What to produce:
From the entries below, say how many lines carry the word "content", and give nothing but the number.

Dataset excerpts:
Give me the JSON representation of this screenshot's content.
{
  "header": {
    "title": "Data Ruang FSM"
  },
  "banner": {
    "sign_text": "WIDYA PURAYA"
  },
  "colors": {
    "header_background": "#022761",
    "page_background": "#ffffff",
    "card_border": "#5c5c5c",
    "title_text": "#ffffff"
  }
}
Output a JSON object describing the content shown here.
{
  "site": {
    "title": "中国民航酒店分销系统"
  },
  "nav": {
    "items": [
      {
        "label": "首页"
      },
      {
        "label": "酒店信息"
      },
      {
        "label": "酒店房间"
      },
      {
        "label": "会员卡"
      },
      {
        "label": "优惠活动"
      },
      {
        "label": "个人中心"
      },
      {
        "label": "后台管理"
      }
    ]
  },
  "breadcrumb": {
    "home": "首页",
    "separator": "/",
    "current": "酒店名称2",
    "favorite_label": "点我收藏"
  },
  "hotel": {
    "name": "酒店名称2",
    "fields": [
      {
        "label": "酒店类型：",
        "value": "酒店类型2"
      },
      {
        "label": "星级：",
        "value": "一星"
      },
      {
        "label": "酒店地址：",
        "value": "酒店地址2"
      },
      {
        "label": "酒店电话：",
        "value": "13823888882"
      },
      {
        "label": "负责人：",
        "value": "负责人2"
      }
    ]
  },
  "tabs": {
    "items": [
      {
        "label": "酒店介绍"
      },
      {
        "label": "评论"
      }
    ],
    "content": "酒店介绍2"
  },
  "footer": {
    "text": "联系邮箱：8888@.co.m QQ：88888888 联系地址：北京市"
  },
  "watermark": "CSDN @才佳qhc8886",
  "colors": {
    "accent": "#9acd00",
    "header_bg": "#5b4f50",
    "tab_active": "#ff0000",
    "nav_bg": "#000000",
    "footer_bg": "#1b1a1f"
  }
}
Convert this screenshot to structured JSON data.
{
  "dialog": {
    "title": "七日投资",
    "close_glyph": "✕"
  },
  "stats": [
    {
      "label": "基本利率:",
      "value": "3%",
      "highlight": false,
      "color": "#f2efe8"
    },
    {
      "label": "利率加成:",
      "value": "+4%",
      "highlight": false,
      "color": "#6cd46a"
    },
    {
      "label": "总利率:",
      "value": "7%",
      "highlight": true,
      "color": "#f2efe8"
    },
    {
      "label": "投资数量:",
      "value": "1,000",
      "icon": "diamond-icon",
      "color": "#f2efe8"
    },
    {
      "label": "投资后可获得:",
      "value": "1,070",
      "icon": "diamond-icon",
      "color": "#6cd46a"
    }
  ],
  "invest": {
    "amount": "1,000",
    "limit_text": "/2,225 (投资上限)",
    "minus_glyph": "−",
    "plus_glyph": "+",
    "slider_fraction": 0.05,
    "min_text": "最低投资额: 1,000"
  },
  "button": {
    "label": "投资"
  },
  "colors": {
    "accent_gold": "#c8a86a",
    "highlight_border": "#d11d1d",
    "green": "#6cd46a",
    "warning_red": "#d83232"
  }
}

Solution:
3